**TO DO**
Gather all lines containing the string "text" and copy them out.
[START OF RECORD EXTRACTS]
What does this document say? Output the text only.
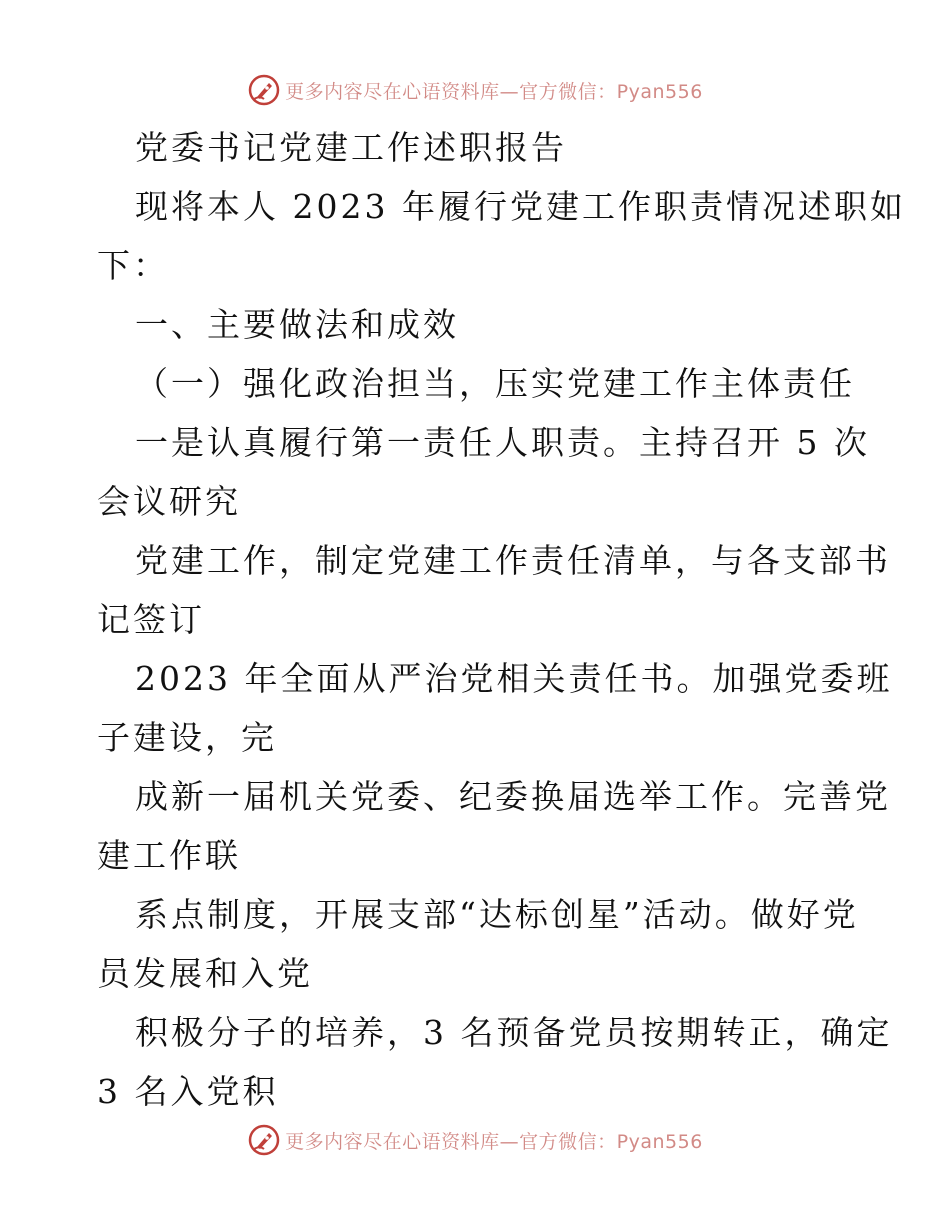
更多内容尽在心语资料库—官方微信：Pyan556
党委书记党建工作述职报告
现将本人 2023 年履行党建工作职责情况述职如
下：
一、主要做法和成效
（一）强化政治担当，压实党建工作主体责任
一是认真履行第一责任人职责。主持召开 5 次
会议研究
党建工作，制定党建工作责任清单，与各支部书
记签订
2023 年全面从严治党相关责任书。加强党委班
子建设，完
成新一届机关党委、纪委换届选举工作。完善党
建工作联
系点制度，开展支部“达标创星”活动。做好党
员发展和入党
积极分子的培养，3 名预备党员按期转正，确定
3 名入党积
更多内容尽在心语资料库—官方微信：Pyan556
[END OF RECORD EXTRACTS]
[START OF RECORD EXTRACTS]
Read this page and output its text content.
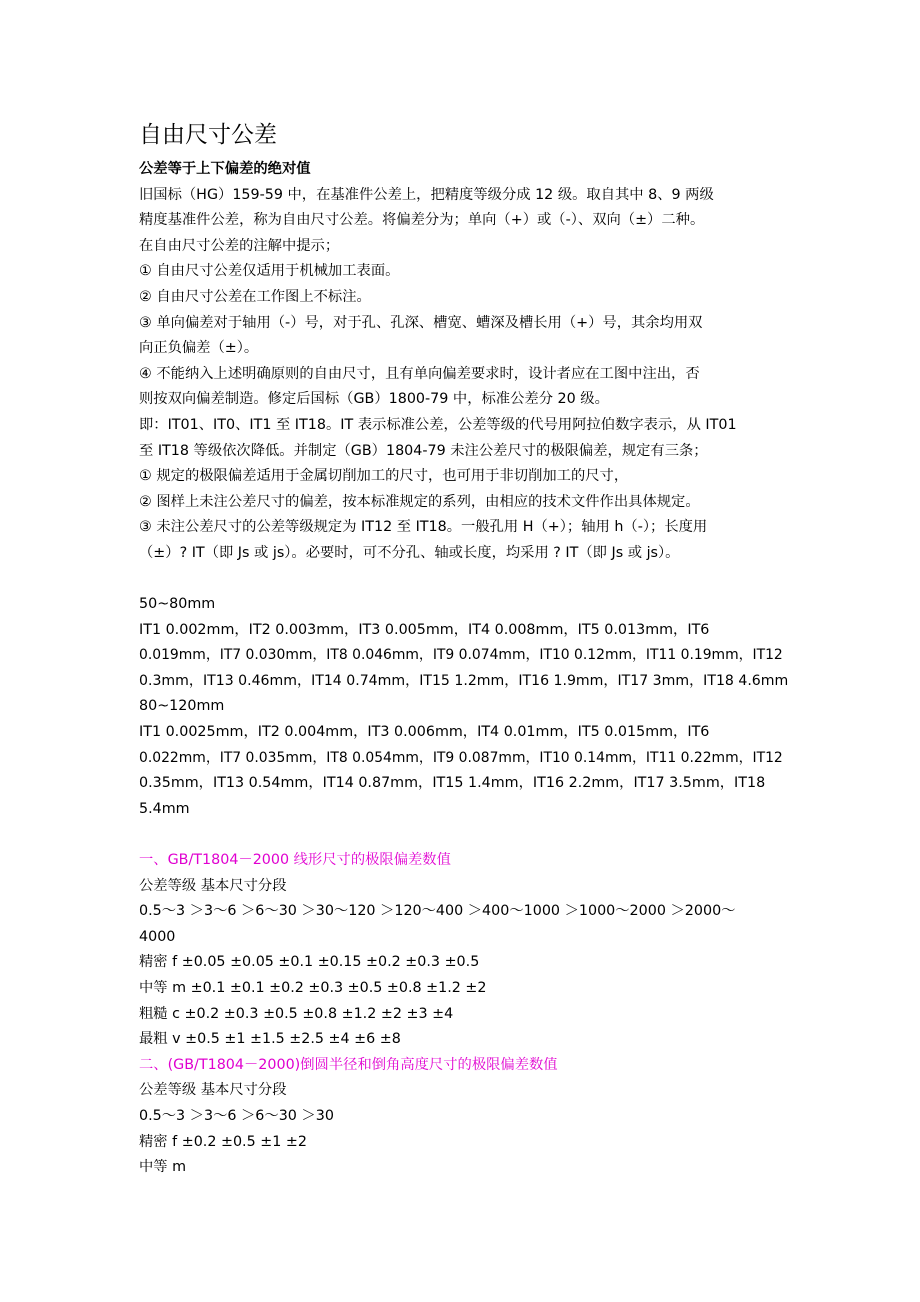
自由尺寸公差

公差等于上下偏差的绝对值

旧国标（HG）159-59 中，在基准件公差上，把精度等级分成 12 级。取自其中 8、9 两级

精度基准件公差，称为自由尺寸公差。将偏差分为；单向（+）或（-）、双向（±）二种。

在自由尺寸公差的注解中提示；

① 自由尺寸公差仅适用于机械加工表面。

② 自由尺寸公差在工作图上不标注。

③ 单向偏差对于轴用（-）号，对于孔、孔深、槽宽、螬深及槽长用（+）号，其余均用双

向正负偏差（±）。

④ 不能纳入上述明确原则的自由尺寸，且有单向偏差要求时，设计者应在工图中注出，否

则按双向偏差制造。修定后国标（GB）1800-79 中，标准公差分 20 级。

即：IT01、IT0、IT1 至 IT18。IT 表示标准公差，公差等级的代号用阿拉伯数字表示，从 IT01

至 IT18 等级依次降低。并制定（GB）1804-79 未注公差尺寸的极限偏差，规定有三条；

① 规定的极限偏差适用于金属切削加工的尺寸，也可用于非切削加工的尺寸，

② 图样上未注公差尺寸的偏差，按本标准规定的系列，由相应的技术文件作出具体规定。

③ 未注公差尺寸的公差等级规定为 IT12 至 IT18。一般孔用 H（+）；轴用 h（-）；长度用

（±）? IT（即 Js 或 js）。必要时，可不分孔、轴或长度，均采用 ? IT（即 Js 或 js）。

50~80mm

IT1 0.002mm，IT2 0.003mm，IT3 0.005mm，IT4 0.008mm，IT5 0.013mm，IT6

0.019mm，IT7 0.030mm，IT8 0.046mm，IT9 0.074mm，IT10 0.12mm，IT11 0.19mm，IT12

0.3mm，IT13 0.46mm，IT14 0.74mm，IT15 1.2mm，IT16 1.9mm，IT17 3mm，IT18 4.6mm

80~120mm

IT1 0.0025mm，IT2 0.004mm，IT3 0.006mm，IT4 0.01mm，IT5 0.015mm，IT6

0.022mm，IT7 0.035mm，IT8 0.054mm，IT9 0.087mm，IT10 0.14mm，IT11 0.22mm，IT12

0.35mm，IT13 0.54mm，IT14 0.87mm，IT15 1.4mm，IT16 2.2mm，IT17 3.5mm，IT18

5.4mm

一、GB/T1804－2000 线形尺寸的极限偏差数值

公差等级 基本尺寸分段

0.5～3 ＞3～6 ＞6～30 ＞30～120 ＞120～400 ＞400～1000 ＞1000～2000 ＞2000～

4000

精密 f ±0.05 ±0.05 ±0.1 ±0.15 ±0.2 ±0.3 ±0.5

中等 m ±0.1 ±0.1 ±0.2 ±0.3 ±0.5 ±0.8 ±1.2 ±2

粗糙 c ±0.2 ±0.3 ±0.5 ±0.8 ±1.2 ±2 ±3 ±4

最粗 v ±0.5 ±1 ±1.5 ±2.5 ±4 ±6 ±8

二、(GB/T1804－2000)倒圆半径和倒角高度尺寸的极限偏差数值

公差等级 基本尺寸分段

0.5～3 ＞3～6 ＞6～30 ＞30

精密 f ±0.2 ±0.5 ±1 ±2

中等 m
[END OF RECORD EXTRACTS]
**ANSWER TO THE TASK**
What does this document say? Output the text only.
Read this page and output its text content.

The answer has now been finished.